* _The request_
Print the items word for word, from the first line through the line containing "93, 573, 104]".

--- begin Record excerpts ---

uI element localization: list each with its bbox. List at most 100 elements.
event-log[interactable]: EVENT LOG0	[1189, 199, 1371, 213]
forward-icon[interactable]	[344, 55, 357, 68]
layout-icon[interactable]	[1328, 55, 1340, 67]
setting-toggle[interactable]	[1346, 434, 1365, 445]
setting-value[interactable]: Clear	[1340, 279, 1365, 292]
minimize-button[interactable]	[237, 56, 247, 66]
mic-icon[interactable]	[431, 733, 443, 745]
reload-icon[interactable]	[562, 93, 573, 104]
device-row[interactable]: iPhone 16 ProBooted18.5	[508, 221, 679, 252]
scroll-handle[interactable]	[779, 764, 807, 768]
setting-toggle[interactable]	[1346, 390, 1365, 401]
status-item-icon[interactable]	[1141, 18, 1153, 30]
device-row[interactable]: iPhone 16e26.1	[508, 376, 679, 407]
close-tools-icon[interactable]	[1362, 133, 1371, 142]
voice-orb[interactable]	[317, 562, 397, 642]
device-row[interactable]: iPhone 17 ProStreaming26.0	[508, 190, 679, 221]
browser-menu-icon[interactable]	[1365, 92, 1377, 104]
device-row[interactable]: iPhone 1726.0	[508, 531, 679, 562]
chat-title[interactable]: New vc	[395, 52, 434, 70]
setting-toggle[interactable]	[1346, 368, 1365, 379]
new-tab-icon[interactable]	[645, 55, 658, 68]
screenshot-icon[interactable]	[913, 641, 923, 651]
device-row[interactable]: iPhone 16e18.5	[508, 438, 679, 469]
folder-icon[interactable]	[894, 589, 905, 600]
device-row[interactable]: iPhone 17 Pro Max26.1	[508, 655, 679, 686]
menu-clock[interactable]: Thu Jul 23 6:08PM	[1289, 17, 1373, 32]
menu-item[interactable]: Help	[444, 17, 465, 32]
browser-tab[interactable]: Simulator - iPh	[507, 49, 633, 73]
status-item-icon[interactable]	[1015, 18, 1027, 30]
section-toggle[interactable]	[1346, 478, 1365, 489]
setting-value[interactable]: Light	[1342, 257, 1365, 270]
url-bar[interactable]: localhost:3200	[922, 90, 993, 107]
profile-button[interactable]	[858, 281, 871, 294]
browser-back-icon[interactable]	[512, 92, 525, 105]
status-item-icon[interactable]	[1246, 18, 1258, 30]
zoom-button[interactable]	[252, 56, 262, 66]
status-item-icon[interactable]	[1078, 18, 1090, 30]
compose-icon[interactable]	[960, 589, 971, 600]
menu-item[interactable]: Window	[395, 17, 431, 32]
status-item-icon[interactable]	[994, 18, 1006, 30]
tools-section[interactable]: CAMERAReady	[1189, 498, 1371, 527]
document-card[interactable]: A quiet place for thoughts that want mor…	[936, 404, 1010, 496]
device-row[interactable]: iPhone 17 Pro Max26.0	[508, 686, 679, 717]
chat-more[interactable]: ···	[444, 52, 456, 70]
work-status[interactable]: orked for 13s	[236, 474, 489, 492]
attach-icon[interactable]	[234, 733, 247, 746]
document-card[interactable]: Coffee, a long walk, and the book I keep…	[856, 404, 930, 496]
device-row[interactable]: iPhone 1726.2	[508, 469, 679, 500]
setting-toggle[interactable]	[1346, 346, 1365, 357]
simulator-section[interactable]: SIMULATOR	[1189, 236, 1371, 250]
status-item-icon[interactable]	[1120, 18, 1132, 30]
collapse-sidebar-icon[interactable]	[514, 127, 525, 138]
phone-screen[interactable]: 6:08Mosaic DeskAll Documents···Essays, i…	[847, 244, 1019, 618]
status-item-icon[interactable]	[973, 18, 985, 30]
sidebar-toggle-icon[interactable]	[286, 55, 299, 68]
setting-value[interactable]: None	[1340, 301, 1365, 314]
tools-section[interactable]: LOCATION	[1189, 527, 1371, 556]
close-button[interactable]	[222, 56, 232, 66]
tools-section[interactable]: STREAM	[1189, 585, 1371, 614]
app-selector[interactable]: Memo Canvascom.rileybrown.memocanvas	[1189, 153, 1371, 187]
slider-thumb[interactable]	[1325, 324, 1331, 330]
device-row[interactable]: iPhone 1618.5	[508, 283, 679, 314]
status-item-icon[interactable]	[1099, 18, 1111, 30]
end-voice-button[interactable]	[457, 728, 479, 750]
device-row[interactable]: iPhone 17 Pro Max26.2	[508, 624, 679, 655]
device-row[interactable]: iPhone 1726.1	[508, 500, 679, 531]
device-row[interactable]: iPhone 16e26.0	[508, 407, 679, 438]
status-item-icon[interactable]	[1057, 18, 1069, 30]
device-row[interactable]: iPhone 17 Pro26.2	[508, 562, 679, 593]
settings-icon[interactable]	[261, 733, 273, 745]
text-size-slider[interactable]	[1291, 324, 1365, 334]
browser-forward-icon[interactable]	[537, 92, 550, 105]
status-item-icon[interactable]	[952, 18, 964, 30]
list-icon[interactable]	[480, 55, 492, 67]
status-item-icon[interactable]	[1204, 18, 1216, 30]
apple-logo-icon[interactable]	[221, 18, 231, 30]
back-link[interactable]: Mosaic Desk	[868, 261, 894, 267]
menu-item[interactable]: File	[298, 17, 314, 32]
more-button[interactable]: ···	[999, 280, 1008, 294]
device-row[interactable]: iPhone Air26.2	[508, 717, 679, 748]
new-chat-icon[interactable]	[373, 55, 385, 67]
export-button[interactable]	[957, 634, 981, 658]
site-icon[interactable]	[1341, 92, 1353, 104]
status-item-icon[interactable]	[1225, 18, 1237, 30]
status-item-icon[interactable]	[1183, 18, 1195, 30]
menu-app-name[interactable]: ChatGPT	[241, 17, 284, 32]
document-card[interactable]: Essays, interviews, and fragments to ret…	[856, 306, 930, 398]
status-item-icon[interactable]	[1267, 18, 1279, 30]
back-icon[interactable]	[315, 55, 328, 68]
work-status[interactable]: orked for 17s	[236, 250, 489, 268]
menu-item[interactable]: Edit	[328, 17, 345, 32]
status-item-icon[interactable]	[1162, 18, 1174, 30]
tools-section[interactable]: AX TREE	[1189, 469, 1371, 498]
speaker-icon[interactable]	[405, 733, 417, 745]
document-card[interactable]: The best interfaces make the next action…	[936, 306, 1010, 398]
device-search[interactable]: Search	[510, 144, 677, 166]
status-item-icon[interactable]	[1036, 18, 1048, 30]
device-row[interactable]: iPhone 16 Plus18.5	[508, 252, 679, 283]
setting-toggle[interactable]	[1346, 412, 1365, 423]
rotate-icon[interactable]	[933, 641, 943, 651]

--- end Record excerpts ---

* _Solution below_
uI element localization: list each with its bbox. List at most 100 elements.
event-log[interactable]: EVENT LOG0	[1189, 199, 1371, 213]
forward-icon[interactable]	[344, 55, 357, 68]
layout-icon[interactable]	[1328, 55, 1340, 67]
setting-toggle[interactable]	[1346, 434, 1365, 445]
setting-value[interactable]: Clear	[1340, 279, 1365, 292]
minimize-button[interactable]	[237, 56, 247, 66]
mic-icon[interactable]	[431, 733, 443, 745]
reload-icon[interactable]	[562, 93, 573, 104]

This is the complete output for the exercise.